The exercise -> Check each line below for the word "Economics", and copy those that have it.

Materials provided ->

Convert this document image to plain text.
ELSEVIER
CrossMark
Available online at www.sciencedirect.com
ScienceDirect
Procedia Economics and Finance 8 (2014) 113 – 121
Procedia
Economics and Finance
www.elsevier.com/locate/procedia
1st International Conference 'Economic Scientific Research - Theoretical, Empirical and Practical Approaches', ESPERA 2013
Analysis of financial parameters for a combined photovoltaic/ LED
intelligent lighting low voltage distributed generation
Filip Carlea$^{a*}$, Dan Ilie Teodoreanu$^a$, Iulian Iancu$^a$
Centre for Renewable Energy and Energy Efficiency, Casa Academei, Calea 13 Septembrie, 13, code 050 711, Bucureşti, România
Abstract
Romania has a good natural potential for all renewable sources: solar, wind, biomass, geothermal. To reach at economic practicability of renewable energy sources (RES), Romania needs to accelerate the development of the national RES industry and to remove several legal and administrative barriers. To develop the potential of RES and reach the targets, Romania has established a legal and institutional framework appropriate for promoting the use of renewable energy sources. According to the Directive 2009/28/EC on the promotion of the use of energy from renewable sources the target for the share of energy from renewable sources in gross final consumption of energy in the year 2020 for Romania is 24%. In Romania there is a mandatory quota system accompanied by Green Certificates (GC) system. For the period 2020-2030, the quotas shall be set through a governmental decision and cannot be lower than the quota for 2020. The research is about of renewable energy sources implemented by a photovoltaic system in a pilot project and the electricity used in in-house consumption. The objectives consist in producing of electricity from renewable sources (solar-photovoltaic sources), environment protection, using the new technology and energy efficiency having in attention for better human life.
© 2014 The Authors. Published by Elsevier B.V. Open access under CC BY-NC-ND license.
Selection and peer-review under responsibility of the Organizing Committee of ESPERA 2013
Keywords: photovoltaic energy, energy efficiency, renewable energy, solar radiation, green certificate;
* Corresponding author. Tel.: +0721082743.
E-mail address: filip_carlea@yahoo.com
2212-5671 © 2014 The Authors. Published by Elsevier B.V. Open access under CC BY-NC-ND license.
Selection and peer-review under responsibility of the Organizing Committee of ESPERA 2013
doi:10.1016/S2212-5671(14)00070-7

* * *

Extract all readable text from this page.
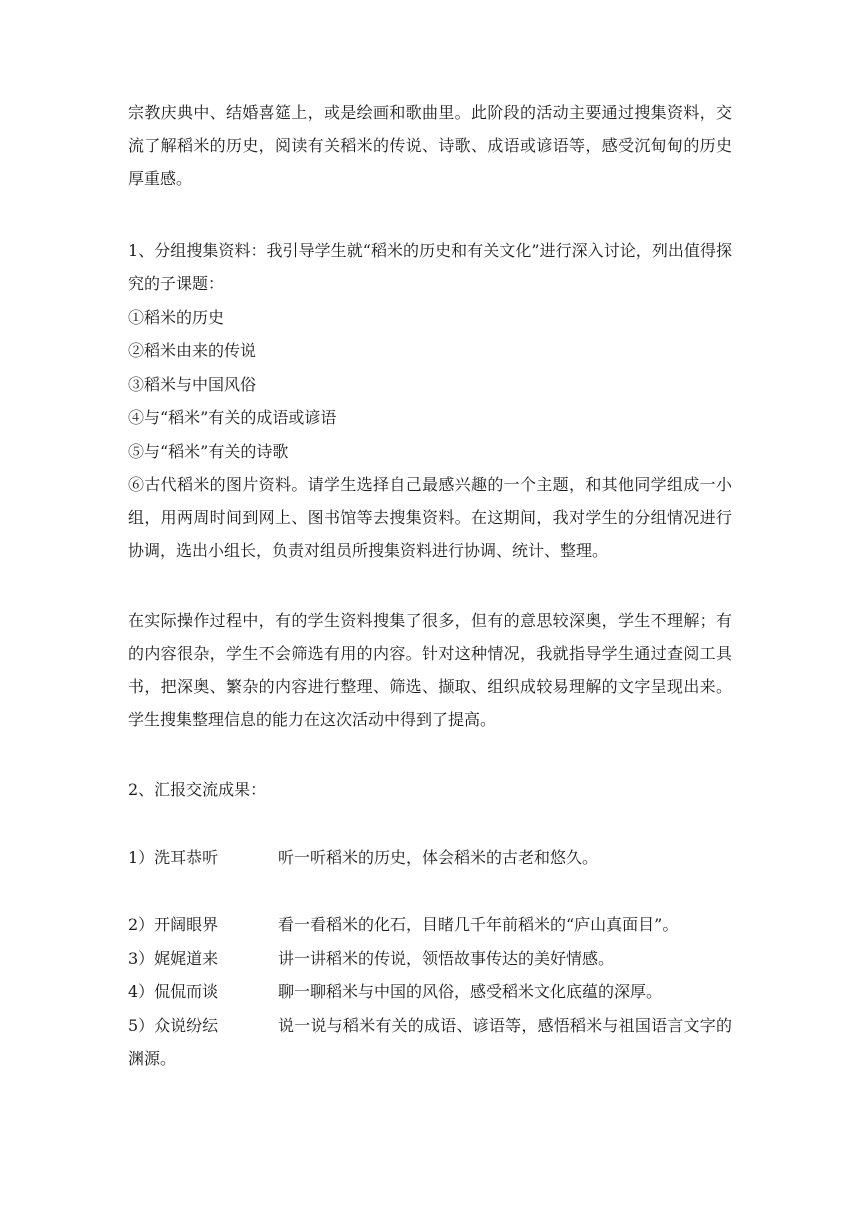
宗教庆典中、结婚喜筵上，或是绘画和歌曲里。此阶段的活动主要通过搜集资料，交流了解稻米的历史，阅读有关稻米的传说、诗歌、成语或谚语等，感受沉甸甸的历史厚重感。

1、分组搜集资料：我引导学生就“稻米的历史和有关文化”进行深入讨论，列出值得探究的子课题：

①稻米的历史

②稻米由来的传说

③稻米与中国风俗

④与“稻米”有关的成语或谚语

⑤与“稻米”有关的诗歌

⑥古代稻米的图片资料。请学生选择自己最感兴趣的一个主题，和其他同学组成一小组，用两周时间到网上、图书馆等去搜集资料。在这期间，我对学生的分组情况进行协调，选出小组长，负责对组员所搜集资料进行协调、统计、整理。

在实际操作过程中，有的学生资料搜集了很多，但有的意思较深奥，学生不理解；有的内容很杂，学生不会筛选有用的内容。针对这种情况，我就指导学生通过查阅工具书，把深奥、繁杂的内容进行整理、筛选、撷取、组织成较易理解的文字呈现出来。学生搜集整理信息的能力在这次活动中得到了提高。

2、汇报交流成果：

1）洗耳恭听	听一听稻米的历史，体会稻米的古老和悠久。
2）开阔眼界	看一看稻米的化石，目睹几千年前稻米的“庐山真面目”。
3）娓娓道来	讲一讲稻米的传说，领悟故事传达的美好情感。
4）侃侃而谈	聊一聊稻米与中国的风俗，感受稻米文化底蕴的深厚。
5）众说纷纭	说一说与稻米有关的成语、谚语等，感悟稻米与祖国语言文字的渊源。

Complete output ->
Procedia Economics and Finance 8 (2014) 113 – 121
Economics and Finance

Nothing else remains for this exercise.